**Stored rows**:

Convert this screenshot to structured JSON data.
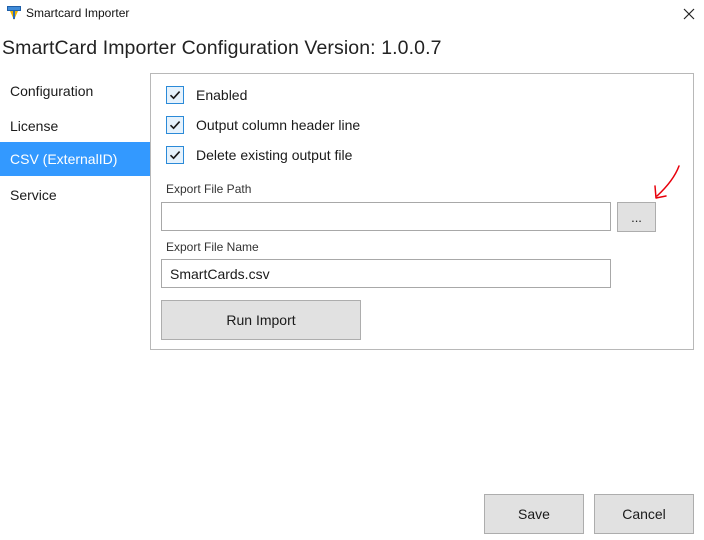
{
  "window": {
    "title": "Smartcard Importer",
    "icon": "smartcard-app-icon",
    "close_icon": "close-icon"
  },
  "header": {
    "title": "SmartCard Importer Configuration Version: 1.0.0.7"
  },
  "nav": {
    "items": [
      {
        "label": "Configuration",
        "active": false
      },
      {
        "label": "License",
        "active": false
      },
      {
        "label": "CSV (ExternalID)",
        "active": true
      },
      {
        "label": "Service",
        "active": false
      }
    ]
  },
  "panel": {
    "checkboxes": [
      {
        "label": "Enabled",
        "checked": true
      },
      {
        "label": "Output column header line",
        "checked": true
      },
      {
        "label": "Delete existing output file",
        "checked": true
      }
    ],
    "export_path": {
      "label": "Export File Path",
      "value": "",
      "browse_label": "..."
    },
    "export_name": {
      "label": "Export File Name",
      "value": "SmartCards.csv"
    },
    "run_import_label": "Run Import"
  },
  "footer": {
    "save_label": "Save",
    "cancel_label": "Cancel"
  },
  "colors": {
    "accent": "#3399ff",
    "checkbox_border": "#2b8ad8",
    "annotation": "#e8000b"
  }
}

* * *

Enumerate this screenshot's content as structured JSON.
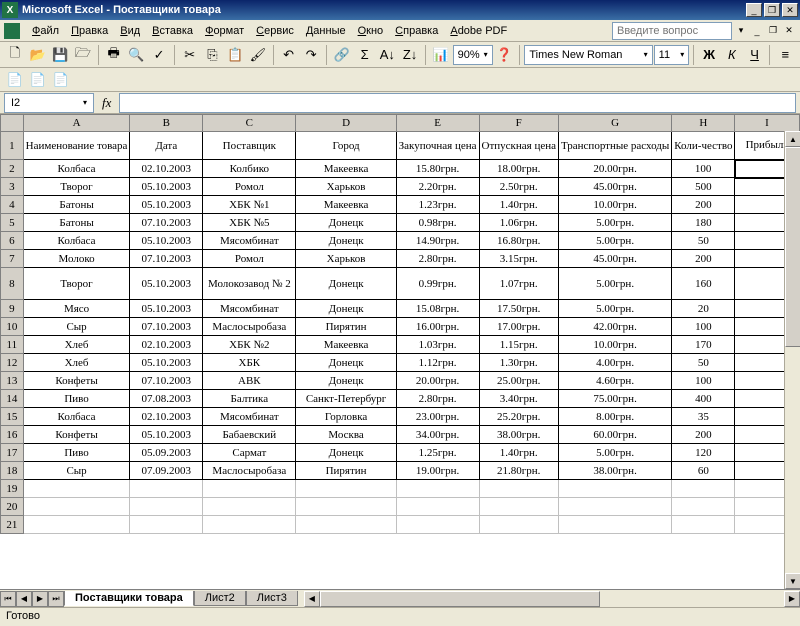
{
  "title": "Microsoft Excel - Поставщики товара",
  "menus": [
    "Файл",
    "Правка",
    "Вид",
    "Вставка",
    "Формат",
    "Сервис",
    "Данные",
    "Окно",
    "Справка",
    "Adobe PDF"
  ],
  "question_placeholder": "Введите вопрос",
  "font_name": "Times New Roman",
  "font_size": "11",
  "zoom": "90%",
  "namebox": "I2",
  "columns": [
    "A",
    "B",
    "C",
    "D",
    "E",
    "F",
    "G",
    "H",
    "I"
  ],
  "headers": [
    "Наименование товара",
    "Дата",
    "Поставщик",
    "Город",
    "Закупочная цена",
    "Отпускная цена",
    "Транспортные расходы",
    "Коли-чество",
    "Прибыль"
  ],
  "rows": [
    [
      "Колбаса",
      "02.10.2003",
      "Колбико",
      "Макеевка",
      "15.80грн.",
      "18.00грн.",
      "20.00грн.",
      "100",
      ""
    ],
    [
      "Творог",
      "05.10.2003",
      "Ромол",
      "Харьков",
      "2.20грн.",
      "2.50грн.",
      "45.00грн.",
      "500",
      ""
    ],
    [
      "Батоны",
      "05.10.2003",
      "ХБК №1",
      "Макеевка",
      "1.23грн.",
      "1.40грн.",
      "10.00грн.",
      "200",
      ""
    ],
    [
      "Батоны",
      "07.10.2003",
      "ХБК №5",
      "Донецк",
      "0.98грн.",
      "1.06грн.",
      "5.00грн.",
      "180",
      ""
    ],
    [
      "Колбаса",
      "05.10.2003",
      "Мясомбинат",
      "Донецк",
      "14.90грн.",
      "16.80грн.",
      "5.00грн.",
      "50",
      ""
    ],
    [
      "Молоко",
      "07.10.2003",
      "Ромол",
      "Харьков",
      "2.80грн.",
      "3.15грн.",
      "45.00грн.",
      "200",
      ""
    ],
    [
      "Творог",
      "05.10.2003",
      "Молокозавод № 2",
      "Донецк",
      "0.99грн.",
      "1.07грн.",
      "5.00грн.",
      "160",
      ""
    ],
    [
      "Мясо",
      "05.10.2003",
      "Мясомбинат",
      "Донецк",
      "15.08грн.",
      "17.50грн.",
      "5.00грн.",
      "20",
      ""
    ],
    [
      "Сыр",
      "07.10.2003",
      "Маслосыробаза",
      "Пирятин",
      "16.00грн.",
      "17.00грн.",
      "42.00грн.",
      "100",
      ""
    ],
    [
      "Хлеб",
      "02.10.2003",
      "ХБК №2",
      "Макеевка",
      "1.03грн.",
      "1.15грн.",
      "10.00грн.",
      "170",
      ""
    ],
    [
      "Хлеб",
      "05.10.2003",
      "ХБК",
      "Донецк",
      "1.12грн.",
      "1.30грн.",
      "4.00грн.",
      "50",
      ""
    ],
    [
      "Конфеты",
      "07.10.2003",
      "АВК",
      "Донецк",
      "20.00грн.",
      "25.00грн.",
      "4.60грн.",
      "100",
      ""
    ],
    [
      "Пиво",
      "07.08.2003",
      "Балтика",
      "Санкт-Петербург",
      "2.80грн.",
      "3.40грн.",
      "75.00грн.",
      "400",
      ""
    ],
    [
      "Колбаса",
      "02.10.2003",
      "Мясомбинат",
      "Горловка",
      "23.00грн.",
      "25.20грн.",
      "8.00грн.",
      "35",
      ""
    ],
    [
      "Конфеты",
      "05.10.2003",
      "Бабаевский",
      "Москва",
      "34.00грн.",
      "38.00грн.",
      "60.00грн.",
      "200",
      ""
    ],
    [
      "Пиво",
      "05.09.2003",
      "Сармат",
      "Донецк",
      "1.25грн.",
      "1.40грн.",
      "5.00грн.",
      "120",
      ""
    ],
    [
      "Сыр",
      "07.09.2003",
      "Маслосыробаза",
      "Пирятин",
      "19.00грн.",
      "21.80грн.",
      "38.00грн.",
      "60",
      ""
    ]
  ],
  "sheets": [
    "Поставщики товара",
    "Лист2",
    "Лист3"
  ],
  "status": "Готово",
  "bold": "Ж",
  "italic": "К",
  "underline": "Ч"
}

**Task description**: Exactly how many lines of the material contain the word "screenshot"? Write the number alone.

**Task solution**: 2